Input:
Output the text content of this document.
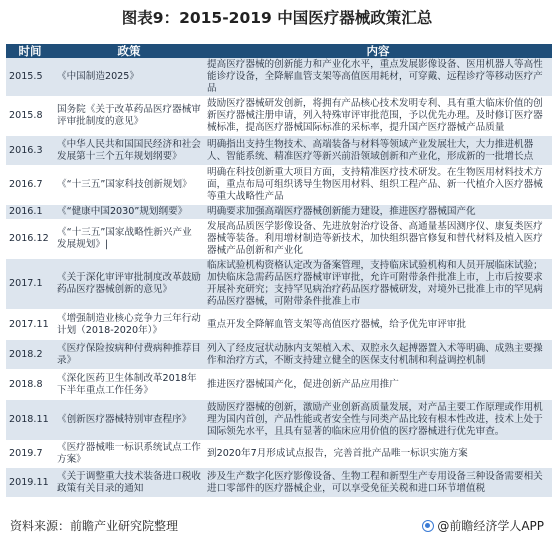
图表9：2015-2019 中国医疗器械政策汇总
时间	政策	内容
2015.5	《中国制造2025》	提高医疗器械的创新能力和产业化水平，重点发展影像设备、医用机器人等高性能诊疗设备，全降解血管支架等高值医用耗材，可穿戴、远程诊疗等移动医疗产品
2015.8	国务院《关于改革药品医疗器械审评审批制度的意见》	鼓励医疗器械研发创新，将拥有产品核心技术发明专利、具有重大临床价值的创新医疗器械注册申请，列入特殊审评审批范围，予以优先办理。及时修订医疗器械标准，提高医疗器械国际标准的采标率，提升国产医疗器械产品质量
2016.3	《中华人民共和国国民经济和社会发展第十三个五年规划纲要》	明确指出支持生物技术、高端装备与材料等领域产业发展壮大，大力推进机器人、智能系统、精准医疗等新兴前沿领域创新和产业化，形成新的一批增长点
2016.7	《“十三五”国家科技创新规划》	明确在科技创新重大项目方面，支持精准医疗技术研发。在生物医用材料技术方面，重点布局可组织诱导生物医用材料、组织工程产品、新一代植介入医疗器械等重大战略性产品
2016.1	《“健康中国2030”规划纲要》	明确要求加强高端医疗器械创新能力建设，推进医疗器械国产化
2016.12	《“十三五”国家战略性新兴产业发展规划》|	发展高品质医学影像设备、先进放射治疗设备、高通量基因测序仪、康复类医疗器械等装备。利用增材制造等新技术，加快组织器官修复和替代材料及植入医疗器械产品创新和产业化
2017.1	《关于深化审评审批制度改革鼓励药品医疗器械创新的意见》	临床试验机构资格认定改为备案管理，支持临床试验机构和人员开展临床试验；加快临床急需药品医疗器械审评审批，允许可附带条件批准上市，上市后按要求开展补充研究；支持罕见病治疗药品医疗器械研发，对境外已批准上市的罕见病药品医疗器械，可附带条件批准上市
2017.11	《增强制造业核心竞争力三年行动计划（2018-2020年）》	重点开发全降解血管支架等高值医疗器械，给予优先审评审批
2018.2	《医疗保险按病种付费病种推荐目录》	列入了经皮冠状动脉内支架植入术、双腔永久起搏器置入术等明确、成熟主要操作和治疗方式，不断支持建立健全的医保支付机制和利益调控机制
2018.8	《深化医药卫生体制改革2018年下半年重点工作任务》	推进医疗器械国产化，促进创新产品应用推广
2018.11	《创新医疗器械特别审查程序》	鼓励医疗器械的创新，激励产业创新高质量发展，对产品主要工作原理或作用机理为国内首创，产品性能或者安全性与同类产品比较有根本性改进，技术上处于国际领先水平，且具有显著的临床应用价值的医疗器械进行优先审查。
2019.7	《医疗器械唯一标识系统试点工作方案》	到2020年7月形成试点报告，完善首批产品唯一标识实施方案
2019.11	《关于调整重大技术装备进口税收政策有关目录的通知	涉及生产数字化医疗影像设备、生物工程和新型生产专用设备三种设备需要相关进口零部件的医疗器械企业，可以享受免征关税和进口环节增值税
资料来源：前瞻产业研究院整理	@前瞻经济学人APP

Exercise:
Except for the pictures, give all the material above again verbatim.

Exercise solution:
Output the text content of this document.
图表9：2015-2019 中国医疗器械政策汇总
时间	政策	内容
2015.5	《中国制造2025》	提高医疗器械的创新能力和产业化水平，重点发展影像设备、医用机器人等高性能诊疗设备，全降解血管支架等高值医用耗材，可穿戴、远程诊疗等移动医疗产品
2015.8	国务院《关于改革药品医疗器械审评审批制度的意见》	鼓励医疗器械研发创新，将拥有产品核心技术发明专利、具有重大临床价值的创新医疗器械注册申请，列入特殊审评审批范围，予以优先办理。及时修订医疗器械标准，提高医疗器械国际标准的采标率，提升国产医疗器械产品质量
2016.3	《中华人民共和国国民经济和社会发展第十三个五年规划纲要》	明确指出支持生物技术、高端装备与材料等领域产业发展壮大，大力推进机器人、智能系统、精准医疗等新兴前沿领域创新和产业化，形成新的一批增长点
2016.7	《“十三五”国家科技创新规划》	明确在科技创新重大项目方面，支持精准医疗技术研发。在生物医用材料技术方面，重点布局可组织诱导生物医用材料、组织工程产品、新一代植介入医疗器械等重大战略性产品
2016.1	《“健康中国2030”规划纲要》	明确要求加强高端医疗器械创新能力建设，推进医疗器械国产化
2016.12	《“十三五”国家战略性新兴产业发展规划》|	发展高品质医学影像设备、先进放射治疗设备、高通量基因测序仪、康复类医疗器械等装备。利用增材制造等新技术，加快组织器官修复和替代材料及植入医疗器械产品创新和产业化
2017.1	《关于深化审评审批制度改革鼓励药品医疗器械创新的意见》	临床试验机构资格认定改为备案管理，支持临床试验机构和人员开展临床试验；加快临床急需药品医疗器械审评审批，允许可附带条件批准上市，上市后按要求开展补充研究；支持罕见病治疗药品医疗器械研发，对境外已批准上市的罕见病药品医疗器械，可附带条件批准上市
2017.11	《增强制造业核心竞争力三年行动计划（2018-2020年）》	重点开发全降解血管支架等高值医疗器械，给予优先审评审批
2018.2	《医疗保险按病种付费病种推荐目录》	列入了经皮冠状动脉内支架植入术、双腔永久起搏器置入术等明确、成熟主要操作和治疗方式，不断支持建立健全的医保支付机制和利益调控机制
2018.8	《深化医药卫生体制改革2018年下半年重点工作任务》	推进医疗器械国产化，促进创新产品应用推广
2018.11	《创新医疗器械特别审查程序》	鼓励医疗器械的创新，激励产业创新高质量发展，对产品主要工作原理或作用机理为国内首创，产品性能或者安全性与同类产品比较有根本性改进，技术上处于国际领先水平，且具有显著的临床应用价值的医疗器械进行优先审查。
2019.7	《医疗器械唯一标识系统试点工作方案》	到2020年7月形成试点报告，完善首批产品唯一标识实施方案
2019.11	《关于调整重大技术装备进口税收政策有关目录的通知	涉及生产数字化医疗影像设备、生物工程和新型生产专用设备三种设备需要相关进口零部件的医疗器械企业，可以享受免征关税和进口环节增值税
资料来源：前瞻产业研究院整理	@前瞻经济学人APP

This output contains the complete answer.